**Problem requirements:** Copy out the entries below precisely; nothing is to be omitted.

**Given data:**
** Begin **

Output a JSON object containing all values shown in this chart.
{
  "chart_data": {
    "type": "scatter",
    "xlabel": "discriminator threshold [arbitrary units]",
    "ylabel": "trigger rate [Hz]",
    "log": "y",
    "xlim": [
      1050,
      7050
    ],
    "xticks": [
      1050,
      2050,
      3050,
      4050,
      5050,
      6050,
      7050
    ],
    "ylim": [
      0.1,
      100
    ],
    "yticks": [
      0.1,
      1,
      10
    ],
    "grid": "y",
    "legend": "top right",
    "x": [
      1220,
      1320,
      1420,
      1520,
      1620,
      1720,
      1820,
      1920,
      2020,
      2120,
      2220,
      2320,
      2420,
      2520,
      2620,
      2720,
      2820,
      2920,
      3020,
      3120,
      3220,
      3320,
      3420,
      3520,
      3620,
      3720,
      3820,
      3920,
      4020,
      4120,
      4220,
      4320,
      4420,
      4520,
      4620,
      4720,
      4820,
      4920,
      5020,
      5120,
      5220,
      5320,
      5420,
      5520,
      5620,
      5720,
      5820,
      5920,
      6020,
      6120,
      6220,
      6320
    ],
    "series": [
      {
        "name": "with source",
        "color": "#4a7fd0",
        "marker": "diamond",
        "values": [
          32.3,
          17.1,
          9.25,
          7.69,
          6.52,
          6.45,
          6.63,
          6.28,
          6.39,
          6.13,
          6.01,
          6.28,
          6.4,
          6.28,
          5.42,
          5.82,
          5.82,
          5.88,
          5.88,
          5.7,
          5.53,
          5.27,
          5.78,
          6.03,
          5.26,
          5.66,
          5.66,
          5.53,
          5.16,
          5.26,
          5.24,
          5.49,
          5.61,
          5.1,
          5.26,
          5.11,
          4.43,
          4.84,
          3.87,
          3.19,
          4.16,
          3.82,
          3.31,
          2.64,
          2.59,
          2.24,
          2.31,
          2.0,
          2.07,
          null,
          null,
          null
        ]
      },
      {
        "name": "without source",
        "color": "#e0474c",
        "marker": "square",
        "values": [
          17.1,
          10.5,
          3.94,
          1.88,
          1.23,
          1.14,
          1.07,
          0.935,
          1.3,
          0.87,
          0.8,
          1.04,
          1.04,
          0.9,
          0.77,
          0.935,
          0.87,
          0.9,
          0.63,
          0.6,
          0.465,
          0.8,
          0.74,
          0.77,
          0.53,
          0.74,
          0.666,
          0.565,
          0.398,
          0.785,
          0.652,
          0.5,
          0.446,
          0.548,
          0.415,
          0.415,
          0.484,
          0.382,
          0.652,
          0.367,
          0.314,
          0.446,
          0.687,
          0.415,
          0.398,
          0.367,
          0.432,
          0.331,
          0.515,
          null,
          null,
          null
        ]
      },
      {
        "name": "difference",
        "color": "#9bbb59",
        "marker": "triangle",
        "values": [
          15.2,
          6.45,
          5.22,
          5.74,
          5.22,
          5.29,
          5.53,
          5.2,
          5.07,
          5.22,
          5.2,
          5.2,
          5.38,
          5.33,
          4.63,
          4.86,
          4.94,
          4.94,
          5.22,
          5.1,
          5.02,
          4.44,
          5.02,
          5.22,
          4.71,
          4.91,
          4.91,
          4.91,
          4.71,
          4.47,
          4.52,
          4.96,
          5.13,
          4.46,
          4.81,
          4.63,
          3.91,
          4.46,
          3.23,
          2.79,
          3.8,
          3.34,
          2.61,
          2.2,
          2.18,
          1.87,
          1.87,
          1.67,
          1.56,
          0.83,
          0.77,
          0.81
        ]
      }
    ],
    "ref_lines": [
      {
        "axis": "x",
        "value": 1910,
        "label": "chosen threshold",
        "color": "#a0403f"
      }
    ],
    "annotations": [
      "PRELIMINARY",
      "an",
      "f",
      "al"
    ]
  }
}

** End **

**Exercise solution:**
Output a JSON object containing all values shown in this chart.
{
  "chart_data": {
    "type": "scatter",
    "xlabel": "discriminator threshold [arbitrary units]",
    "ylabel": "trigger rate [Hz]",
    "log": "y",
    "xlim": [
      1050,
      7050
    ],
    "xticks": [
      1050,
      2050,
      3050,
      4050,
      5050,
      6050,
      7050
    ],
    "ylim": [
      0.1,
      100
    ],
    "yticks": [
      0.1,
      1,
      10
    ],
    "grid": "y",
    "legend": "top right",
    "x": [
      1220,
      1320,
      1420,
      1520,
      1620,
      1720,
      1820,
      1920,
      2020,
      2120,
      2220,
      2320,
      2420,
      2520,
      2620,
      2720,
      2820,
      2920,
      3020,
      3120,
      3220,
      3320,
      3420,
      3520,
      3620,
      3720,
      3820,
      3920,
      4020,
      4120,
      4220,
      4320,
      4420,
      4520,
      4620,
      4720,
      4820,
      4920,
      5020,
      5120,
      5220,
      5320,
      5420,
      5520,
      5620,
      5720,
      5820,
      5920,
      6020,
      6120,
      6220,
      6320
    ],
    "series": [
      {
        "name": "with source",
        "color": "#4a7fd0",
        "marker": "diamond",
        "values": [
          32.3,
          17.1,
          9.25,
          7.69,
          6.52,
          6.45,
          6.63,
          6.28,
          6.39,
          6.13,
          6.01,
          6.28,
          6.4,
          6.28,
          5.42,
          5.82,
          5.82,
          5.88,
          5.88,
          5.7,
          5.53,
          5.27,
          5.78,
          6.03,
          5.26,
          5.66,
          5.66,
          5.53,
          5.16,
          5.26,
          5.24,
          5.49,
          5.61,
          5.1,
          5.26,
          5.11,
          4.43,
          4.84,
          3.87,
          3.19,
          4.16,
          3.82,
          3.31,
          2.64,
          2.59,
          2.24,
          2.31,
          2.0,
          2.07,
          null,
          null,
          null
        ]
      },
      {
        "name": "without source",
        "color": "#e0474c",
        "marker": "square",
        "values": [
          17.1,
          10.5,
          3.94,
          1.88,
          1.23,
          1.14,
          1.07,
          0.935,
          1.3,
          0.87,
          0.8,
          1.04,
          1.04,
          0.9,
          0.77,
          0.935,
          0.87,
          0.9,
          0.63,
          0.6,
          0.465,
          0.8,
          0.74,
          0.77,
          0.53,
          0.74,
          0.666,
          0.565,
          0.398,
          0.785,
          0.652,
          0.5,
          0.446,
          0.548,
          0.415,
          0.415,
          0.484,
          0.382,
          0.652,
          0.367,
          0.314,
          0.446,
          0.687,
          0.415,
          0.398,
          0.367,
          0.432,
          0.331,
          0.515,
          null,
          null,
          null
        ]
      },
      {
        "name": "difference",
        "color": "#9bbb59",
        "marker": "triangle",
        "values": [
          15.2,
          6.45,
          5.22,
          5.74,
          5.22,
          5.29,
          5.53,
          5.2,
          5.07,
          5.22,
          5.2,
          5.2,
          5.38,
          5.33,
          4.63,
          4.86,
          4.94,
          4.94,
          5.22,
          5.1,
          5.02,
          4.44,
          5.02,
          5.22,
          4.71,
          4.91,
          4.91,
          4.91,
          4.71,
          4.47,
          4.52,
          4.96,
          5.13,
          4.46,
          4.81,
          4.63,
          3.91,
          4.46,
          3.23,
          2.79,
          3.8,
          3.34,
          2.61,
          2.2,
          2.18,
          1.87,
          1.87,
          1.67,
          1.56,
          0.83,
          0.77,
          0.81
        ]
      }
    ],
    "ref_lines": [
      {
        "axis": "x",
        "value": 1910,
        "label": "chosen threshold",
        "color": "#a0403f"
      }
    ],
    "annotations": [
      "PRELIMINARY",
      "an",
      "f",
      "al"
    ]
  }
}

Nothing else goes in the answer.